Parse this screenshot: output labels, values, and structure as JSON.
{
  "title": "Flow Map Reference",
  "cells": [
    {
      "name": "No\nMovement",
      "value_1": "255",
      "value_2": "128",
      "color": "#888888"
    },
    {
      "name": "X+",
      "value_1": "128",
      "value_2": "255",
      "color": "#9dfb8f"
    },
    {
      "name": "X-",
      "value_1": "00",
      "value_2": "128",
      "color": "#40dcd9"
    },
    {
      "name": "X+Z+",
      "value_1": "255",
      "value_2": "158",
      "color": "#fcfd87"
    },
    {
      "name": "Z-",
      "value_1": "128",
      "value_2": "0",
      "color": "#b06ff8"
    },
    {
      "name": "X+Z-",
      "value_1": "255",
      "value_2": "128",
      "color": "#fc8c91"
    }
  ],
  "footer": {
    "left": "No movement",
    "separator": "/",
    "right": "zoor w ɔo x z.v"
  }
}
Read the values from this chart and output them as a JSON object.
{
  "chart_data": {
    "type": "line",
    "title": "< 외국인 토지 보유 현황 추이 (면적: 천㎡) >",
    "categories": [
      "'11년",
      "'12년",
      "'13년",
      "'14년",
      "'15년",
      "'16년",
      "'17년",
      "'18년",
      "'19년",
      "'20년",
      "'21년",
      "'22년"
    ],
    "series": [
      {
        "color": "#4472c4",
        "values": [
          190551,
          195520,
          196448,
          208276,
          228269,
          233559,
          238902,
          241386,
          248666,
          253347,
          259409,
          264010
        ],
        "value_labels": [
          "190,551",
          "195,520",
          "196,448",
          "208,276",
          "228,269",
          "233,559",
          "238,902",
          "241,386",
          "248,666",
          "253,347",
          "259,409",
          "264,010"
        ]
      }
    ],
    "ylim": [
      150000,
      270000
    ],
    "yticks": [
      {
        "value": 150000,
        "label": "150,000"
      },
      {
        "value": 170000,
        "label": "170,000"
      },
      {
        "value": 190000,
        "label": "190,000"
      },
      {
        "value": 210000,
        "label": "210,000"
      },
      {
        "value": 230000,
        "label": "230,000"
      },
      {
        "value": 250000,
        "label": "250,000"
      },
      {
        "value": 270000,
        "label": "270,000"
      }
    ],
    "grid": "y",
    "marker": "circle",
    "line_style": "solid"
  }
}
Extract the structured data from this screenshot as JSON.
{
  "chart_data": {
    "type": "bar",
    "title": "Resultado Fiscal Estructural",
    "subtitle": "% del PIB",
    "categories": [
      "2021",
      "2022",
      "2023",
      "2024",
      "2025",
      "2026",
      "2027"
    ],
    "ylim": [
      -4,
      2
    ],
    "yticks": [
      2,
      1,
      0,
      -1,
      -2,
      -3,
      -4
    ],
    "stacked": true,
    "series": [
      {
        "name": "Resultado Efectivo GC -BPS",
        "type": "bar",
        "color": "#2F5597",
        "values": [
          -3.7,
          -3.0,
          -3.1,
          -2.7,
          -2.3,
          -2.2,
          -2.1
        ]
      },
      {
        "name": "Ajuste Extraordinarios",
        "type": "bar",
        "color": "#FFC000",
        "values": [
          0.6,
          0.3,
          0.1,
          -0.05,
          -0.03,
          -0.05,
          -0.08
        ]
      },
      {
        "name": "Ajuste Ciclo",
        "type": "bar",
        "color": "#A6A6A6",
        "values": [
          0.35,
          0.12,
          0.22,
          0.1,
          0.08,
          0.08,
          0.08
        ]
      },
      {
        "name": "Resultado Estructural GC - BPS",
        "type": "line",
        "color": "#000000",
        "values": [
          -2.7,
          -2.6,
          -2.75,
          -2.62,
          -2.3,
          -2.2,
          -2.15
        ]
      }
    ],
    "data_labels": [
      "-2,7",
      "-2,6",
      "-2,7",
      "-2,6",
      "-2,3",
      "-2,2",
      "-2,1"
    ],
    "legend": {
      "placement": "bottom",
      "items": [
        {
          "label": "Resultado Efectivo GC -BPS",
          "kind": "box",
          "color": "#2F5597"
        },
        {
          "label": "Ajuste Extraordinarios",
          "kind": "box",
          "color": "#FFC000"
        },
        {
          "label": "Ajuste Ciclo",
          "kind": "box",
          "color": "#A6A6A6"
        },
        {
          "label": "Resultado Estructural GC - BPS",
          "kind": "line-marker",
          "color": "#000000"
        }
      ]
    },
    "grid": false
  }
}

=-=-=-=-=

- _TASK_
Tell how many lines include "Ajuste". The number is the whole answer.

- _OUTPUT OF THE EXERCISE_
4